#### DATA SHOWN
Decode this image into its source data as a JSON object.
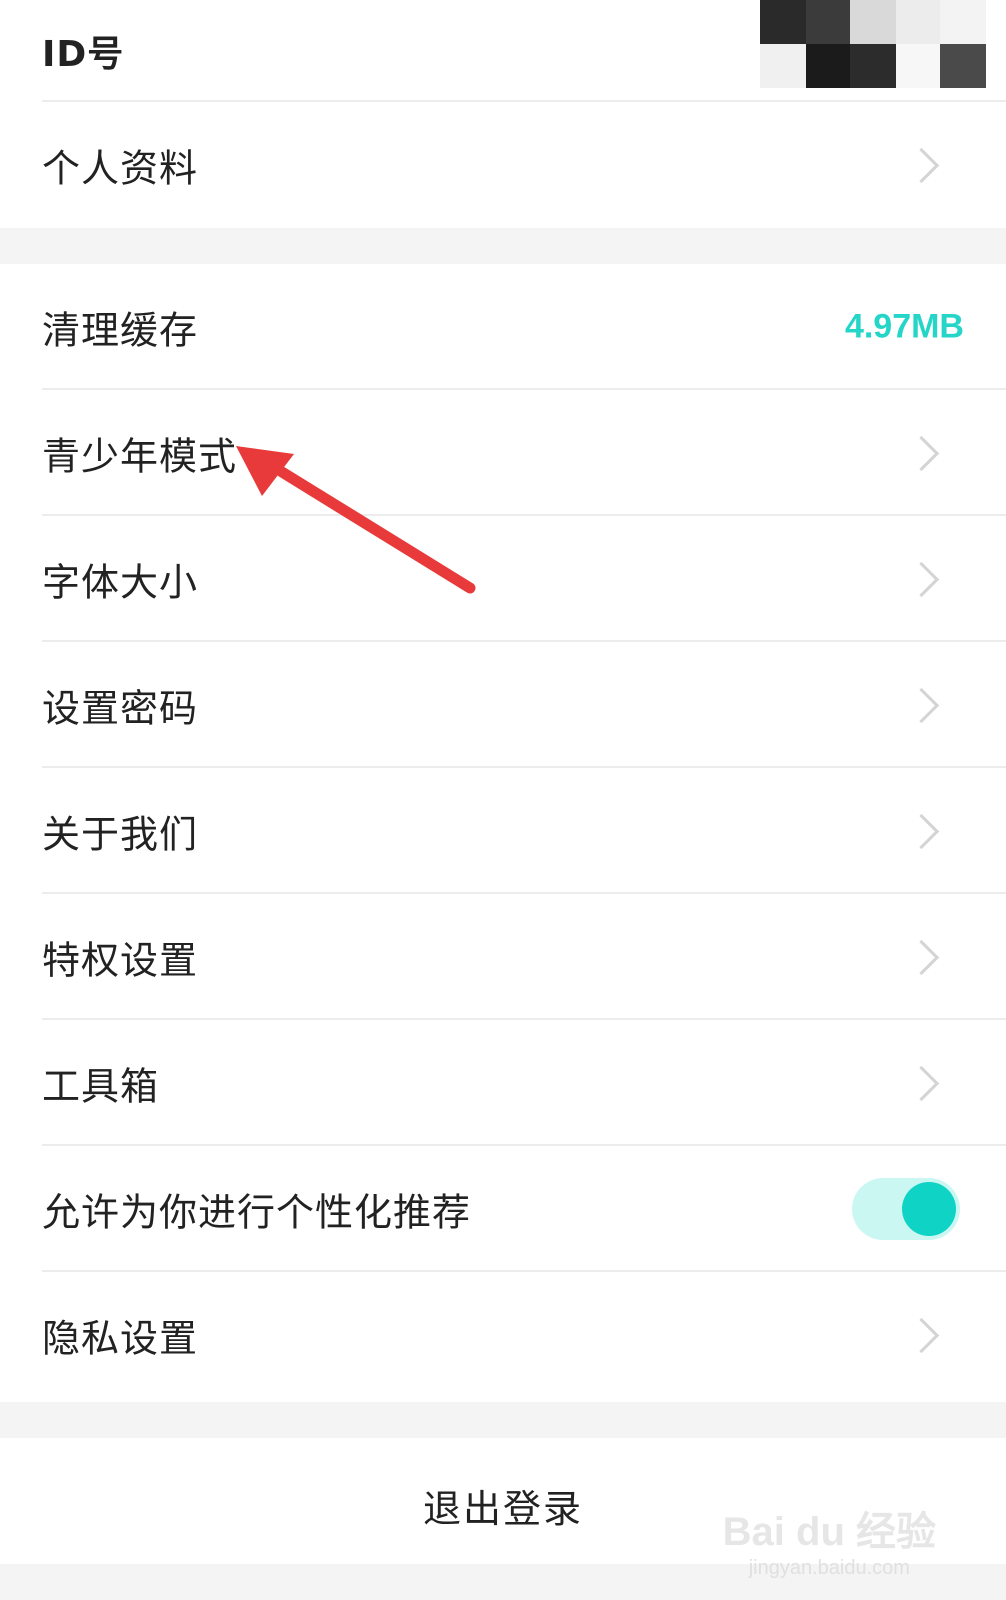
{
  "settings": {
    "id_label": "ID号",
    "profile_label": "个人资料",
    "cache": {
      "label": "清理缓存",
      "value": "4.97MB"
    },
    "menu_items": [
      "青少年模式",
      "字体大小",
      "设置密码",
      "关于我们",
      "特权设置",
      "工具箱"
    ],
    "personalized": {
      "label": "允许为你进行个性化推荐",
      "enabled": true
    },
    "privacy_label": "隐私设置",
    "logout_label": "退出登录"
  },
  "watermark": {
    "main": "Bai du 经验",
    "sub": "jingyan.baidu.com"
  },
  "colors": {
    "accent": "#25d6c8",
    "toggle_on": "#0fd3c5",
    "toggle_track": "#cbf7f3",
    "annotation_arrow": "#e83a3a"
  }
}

#### REQUIRED WORK
Pictures are excluded; output everything else in the data verbatim.

#### SOLUTION TO THIS EXERCISE
Decode this image into its source data as a JSON object.
{
  "settings": {
    "id_label": "ID号",
    "profile_label": "个人资料",
    "cache": {
      "label": "清理缓存",
      "value": "4.97MB"
    },
    "menu_items": [
      "青少年模式",
      "字体大小",
      "设置密码",
      "关于我们",
      "特权设置",
      "工具箱"
    ],
    "personalized": {
      "label": "允许为你进行个性化推荐",
      "enabled": true
    },
    "privacy_label": "隐私设置",
    "logout_label": "退出登录"
  },
  "watermark": {
    "main": "Bai du 经验",
    "sub": "jingyan.baidu.com"
  },
  "colors": {
    "accent": "#25d6c8",
    "toggle_on": "#0fd3c5",
    "toggle_track": "#cbf7f3",
    "annotation_arrow": "#e83a3a"
  }
}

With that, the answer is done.